-- START --

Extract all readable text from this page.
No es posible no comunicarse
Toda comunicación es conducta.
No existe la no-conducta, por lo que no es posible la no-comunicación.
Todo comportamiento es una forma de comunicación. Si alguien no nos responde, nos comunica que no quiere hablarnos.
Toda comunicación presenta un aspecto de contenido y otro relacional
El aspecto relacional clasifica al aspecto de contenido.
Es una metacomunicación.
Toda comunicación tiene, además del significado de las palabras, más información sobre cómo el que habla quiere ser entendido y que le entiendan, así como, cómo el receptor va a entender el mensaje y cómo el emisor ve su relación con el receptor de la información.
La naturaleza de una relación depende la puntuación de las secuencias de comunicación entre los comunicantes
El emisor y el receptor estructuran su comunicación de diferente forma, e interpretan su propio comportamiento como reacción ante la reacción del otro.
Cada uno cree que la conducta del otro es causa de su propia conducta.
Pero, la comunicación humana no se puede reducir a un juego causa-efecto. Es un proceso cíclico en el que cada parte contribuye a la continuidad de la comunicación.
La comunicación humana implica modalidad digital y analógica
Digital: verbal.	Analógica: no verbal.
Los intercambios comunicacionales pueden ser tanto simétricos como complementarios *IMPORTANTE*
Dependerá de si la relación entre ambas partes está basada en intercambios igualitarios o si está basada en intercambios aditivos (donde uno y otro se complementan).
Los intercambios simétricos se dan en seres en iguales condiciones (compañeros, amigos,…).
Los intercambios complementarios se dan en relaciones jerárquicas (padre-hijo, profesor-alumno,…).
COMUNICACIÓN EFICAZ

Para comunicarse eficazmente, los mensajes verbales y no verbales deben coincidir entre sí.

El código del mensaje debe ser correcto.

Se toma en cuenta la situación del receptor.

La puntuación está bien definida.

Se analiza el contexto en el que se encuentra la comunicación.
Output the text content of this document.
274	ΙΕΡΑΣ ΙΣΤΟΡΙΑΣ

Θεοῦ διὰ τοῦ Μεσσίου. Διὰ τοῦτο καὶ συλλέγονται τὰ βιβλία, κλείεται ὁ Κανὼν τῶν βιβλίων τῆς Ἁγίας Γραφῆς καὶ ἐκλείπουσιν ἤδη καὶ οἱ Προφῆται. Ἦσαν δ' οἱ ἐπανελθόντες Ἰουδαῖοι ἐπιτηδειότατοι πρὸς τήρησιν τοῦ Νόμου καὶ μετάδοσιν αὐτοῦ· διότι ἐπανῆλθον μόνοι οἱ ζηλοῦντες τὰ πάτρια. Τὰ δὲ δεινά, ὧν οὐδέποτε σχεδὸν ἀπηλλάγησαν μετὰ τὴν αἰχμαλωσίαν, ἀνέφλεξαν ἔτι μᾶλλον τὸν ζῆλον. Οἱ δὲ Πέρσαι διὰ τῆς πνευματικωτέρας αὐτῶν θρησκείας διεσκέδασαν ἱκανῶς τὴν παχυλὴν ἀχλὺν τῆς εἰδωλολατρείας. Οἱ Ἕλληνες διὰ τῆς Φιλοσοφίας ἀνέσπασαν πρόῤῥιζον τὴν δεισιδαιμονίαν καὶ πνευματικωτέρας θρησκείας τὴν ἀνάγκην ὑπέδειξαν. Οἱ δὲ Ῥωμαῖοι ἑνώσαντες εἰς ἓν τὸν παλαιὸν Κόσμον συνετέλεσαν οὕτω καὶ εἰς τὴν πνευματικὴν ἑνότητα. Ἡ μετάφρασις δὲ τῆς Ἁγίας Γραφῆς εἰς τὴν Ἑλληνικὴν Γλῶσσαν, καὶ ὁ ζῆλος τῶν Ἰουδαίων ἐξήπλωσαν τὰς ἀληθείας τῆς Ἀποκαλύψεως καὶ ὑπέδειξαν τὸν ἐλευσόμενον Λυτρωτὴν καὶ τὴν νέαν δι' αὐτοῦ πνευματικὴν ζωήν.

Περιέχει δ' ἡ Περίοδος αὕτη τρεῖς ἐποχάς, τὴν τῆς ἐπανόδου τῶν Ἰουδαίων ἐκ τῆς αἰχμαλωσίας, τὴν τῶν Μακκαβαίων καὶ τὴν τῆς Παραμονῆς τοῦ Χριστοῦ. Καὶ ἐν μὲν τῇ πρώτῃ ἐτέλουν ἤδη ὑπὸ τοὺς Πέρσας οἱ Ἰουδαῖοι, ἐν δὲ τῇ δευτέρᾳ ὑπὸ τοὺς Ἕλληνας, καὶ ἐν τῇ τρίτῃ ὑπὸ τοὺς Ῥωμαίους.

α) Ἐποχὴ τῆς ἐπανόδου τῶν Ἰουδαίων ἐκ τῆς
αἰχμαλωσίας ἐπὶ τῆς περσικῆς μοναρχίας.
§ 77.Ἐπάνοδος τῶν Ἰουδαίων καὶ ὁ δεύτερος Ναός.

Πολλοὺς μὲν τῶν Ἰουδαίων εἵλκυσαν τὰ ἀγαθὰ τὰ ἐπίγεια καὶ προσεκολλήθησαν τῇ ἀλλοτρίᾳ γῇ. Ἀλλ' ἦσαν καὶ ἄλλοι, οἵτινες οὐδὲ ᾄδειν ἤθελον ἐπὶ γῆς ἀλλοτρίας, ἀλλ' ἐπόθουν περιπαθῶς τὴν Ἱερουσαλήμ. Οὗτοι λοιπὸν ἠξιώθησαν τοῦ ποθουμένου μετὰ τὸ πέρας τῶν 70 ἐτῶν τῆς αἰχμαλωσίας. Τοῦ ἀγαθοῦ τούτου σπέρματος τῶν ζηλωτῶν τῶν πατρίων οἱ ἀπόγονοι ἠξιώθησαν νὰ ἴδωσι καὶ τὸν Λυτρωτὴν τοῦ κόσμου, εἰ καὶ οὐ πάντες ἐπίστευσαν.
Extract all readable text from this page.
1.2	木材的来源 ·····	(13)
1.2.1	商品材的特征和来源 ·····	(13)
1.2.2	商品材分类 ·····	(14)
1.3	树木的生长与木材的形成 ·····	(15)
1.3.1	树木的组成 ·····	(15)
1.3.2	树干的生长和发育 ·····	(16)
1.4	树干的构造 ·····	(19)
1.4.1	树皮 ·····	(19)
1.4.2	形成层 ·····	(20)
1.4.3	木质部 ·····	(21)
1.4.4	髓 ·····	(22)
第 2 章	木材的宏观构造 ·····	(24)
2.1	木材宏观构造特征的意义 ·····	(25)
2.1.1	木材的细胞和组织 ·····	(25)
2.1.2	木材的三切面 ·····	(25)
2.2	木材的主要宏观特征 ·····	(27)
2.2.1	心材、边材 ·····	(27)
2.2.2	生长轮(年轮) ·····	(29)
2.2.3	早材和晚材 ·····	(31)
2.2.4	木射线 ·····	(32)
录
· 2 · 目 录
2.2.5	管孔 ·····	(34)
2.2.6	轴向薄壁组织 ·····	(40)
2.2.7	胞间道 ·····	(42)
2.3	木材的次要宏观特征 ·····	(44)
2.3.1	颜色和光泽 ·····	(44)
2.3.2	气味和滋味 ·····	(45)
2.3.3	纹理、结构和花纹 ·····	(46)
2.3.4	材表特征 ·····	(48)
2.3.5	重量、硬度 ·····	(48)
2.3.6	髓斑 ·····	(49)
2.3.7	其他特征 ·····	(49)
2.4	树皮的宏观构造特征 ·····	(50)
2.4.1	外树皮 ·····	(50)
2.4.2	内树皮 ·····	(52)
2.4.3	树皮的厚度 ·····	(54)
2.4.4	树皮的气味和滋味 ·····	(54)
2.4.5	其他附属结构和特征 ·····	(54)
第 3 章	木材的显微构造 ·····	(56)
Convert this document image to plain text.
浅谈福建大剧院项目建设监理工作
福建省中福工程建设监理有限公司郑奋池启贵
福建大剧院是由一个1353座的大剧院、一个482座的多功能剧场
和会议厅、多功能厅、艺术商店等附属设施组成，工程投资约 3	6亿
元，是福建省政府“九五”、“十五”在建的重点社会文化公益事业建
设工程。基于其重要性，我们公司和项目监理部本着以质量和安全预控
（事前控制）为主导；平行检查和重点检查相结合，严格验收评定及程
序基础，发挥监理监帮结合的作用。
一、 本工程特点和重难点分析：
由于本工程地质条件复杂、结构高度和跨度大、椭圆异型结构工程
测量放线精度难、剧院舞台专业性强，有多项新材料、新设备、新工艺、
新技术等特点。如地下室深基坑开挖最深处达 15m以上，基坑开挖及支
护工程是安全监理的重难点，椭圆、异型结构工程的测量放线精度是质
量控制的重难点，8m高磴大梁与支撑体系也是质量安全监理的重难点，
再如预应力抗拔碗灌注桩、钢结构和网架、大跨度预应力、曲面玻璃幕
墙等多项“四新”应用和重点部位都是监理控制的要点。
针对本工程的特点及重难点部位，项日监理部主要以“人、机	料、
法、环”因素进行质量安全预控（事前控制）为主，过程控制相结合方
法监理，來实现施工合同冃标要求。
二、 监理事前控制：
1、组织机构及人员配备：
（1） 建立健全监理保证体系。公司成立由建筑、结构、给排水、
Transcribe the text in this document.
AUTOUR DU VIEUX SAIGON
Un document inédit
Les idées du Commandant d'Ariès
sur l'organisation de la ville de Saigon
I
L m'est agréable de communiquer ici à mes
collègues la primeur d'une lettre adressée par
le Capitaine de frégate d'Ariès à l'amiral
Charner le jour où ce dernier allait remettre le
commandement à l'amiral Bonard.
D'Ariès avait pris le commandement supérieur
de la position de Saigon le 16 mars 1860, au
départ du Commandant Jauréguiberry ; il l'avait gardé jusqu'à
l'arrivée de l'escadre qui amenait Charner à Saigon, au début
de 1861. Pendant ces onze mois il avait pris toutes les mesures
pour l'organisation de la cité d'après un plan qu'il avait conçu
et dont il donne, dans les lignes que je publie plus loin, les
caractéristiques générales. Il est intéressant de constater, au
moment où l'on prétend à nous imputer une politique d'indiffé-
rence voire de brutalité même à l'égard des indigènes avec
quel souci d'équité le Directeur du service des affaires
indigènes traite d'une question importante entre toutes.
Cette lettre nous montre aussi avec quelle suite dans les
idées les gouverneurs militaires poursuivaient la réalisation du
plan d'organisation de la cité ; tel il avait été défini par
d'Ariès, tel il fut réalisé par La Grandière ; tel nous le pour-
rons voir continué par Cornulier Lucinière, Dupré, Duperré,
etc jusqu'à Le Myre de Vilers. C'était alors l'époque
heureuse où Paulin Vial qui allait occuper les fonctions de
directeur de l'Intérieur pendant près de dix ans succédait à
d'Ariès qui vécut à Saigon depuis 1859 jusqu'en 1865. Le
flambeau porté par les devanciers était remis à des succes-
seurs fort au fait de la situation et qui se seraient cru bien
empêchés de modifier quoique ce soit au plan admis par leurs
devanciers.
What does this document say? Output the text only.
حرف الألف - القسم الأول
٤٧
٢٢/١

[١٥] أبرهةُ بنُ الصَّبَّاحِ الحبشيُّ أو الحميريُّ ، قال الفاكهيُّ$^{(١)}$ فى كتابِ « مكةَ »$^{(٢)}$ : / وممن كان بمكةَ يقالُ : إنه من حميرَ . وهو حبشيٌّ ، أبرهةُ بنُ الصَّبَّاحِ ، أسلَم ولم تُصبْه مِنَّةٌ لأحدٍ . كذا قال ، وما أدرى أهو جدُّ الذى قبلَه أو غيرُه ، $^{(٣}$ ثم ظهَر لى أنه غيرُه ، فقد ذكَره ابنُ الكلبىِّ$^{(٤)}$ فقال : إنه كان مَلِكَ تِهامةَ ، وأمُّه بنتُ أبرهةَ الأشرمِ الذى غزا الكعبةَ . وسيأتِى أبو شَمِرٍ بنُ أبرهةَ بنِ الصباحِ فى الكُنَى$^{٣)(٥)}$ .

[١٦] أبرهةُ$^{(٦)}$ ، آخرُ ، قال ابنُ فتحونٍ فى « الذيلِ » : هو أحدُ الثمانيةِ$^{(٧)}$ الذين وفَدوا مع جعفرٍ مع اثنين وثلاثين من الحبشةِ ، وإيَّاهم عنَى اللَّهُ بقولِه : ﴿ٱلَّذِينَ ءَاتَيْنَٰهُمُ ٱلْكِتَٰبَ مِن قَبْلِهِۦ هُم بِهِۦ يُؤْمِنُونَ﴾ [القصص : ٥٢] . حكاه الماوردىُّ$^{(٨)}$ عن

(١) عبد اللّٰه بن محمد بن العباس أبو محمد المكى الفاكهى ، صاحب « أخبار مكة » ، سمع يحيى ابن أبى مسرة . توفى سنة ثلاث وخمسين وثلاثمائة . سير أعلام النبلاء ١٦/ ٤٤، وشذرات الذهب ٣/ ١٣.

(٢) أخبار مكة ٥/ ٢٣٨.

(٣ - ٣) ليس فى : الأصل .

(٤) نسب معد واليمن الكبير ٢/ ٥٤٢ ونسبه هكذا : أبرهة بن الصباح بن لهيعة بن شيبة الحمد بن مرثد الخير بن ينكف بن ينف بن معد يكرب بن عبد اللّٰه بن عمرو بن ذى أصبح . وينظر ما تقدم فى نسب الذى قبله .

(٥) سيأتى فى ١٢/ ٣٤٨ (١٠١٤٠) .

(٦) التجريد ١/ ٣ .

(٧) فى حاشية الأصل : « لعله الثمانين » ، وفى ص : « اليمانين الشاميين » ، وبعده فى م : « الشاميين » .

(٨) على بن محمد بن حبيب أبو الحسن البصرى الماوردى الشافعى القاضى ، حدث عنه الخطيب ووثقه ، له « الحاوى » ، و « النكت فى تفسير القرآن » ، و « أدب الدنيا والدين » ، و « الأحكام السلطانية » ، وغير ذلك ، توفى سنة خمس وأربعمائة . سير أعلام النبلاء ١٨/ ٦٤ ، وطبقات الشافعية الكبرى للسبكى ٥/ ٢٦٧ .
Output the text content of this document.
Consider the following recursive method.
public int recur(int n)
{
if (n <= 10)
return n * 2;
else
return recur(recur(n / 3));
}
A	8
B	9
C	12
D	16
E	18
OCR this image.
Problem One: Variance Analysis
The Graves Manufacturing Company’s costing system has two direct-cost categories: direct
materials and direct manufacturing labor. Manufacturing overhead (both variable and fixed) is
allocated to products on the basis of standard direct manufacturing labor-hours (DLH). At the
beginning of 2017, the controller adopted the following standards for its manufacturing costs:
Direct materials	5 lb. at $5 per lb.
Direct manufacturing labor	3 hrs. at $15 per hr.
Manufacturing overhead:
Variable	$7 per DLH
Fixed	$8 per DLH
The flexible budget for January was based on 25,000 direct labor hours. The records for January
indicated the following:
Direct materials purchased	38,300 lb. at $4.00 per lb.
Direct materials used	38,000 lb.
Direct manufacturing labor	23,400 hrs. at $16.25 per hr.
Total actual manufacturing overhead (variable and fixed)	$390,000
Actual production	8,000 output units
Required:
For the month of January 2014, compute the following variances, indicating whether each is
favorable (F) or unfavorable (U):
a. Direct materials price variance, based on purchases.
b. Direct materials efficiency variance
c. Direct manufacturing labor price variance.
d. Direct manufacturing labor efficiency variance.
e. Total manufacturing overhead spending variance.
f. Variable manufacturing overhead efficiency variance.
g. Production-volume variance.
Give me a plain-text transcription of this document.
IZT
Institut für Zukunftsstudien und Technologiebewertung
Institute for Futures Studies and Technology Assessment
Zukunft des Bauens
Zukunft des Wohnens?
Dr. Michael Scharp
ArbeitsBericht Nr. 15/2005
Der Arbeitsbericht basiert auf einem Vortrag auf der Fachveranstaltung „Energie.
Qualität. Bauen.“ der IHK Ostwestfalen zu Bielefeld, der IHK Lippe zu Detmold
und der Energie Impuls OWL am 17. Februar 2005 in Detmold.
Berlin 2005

-- END --

TASK OBJECTIVE => Look through the entries above. Extract each line with the word "أعلام".

TASK ANSWER =>
(١) عبد اللّٰه بن محمد بن العباس أبو محمد المكى الفاكهى ، صاحب « أخبار مكة » ، سمع يحيى ابن أبى مسرة . توفى سنة ثلاث وخمسين وثلاثمائة . سير أعلام النبلاء ١٦/ ٤٤، وشذرات الذهب ٣/ ١٣.
(٨) على بن محمد بن حبيب أبو الحسن البصرى الماوردى الشافعى القاضى ، حدث عنه الخطيب ووثقه ، له « الحاوى » ، و « النكت فى تفسير القرآن » ، و « أدب الدنيا والدين » ، و « الأحكام السلطانية » ، وغير ذلك ، توفى سنة خمس وأربعمائة . سير أعلام النبلاء ١٨/ ٦٤ ، وطبقات الشافعية الكبرى للسبكى ٥/ ٢٦٧ .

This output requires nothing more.